## begin Data lines
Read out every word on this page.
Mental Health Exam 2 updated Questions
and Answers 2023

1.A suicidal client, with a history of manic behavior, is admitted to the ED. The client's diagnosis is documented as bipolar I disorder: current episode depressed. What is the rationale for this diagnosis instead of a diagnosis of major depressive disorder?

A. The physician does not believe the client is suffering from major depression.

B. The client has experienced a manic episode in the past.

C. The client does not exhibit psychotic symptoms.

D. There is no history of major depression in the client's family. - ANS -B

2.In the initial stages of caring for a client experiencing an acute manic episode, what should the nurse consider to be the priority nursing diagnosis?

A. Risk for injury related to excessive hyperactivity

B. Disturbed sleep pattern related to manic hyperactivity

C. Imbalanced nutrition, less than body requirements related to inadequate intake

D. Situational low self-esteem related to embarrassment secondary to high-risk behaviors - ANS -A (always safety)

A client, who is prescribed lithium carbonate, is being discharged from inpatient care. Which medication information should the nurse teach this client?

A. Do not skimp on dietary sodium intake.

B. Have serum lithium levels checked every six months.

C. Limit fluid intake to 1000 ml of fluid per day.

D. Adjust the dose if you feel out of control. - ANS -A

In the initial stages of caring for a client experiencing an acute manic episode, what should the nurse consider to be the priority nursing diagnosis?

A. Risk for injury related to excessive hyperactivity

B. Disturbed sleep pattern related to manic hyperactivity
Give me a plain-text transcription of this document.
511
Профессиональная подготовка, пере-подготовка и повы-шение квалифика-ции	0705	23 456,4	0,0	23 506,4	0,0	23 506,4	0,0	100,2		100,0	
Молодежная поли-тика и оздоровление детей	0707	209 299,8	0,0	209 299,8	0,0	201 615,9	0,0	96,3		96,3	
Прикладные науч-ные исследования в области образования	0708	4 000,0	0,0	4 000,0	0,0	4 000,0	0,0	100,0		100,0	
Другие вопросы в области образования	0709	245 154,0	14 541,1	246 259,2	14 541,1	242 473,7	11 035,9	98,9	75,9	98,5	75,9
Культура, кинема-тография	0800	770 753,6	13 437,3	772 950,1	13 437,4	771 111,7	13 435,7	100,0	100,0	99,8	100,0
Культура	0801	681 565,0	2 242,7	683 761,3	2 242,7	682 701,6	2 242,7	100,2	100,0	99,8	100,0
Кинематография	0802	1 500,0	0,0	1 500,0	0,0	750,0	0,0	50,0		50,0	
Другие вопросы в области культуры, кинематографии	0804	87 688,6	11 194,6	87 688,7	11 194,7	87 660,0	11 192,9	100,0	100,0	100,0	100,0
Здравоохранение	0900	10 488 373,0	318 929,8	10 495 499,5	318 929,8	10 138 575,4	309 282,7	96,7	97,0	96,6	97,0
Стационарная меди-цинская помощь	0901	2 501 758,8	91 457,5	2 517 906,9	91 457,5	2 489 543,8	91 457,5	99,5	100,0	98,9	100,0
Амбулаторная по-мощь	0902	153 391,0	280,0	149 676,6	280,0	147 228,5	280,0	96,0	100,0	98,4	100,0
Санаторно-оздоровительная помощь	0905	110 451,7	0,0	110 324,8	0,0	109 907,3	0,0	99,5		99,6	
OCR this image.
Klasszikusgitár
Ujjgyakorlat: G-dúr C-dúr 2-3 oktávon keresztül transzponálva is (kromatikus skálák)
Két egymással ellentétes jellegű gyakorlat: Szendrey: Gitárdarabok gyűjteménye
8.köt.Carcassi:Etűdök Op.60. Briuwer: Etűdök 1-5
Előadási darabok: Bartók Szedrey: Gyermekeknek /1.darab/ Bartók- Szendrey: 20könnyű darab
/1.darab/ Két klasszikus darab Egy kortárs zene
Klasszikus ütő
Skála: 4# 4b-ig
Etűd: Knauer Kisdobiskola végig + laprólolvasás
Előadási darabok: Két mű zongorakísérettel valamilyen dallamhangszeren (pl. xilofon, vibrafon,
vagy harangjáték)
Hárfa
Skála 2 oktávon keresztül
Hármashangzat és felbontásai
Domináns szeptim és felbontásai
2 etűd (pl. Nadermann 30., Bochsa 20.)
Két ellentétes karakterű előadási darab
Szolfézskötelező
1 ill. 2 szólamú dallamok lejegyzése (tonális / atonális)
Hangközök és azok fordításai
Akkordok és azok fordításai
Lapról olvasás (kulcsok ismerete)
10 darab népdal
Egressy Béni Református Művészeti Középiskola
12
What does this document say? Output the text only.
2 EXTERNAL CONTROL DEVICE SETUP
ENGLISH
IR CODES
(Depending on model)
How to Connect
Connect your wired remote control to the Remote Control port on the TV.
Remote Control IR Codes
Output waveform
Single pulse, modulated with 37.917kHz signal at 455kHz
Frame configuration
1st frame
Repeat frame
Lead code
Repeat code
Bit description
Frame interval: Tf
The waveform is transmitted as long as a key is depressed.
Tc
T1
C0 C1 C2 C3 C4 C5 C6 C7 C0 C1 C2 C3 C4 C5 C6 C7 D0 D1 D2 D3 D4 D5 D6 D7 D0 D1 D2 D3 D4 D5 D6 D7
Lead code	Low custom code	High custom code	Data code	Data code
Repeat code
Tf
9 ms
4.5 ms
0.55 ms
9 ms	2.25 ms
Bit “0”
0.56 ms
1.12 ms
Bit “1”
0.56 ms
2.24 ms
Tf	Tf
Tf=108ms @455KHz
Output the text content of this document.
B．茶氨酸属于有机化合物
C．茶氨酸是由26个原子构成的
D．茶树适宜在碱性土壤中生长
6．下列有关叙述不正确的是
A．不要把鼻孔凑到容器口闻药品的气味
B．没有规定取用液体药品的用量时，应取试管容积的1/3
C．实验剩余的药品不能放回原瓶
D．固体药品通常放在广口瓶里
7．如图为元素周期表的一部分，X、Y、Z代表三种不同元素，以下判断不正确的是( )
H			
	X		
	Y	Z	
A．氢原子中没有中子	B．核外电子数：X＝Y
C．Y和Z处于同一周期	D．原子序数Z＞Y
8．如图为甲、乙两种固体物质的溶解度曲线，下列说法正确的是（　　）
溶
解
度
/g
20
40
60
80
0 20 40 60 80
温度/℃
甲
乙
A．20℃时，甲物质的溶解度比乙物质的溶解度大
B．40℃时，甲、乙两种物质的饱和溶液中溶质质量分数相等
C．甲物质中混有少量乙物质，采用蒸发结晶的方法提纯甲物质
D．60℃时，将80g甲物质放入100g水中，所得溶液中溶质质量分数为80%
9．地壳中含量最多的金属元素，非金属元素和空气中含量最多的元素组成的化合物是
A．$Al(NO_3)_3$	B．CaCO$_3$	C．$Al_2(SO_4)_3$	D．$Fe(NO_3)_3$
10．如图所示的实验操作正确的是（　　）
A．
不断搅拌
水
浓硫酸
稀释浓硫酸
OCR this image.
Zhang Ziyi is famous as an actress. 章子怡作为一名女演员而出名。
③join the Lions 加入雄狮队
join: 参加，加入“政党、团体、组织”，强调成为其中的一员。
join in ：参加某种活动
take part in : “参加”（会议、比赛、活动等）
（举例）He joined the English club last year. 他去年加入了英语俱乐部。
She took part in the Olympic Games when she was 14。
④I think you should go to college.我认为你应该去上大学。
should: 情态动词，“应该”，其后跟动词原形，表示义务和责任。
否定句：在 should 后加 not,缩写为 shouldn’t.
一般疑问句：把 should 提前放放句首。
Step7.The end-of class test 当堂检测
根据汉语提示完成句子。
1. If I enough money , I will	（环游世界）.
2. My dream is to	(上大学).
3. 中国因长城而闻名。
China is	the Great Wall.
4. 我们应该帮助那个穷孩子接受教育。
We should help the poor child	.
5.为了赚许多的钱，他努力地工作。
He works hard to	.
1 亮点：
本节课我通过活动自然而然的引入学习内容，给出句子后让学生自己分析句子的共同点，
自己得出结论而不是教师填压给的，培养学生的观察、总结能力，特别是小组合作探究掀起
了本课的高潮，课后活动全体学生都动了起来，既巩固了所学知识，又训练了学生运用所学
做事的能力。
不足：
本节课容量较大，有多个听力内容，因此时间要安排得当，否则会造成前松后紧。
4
## end Data lines
What is being asked → Report every line containing the word "consider" from the listing above.

Solution to the problem →
2.In the initial stages of caring for a client experiencing an acute manic episode, what should the nurse consider to be the priority nursing diagnosis?
In the initial stages of caring for a client experiencing an acute manic episode, what should the nurse consider to be the priority nursing diagnosis?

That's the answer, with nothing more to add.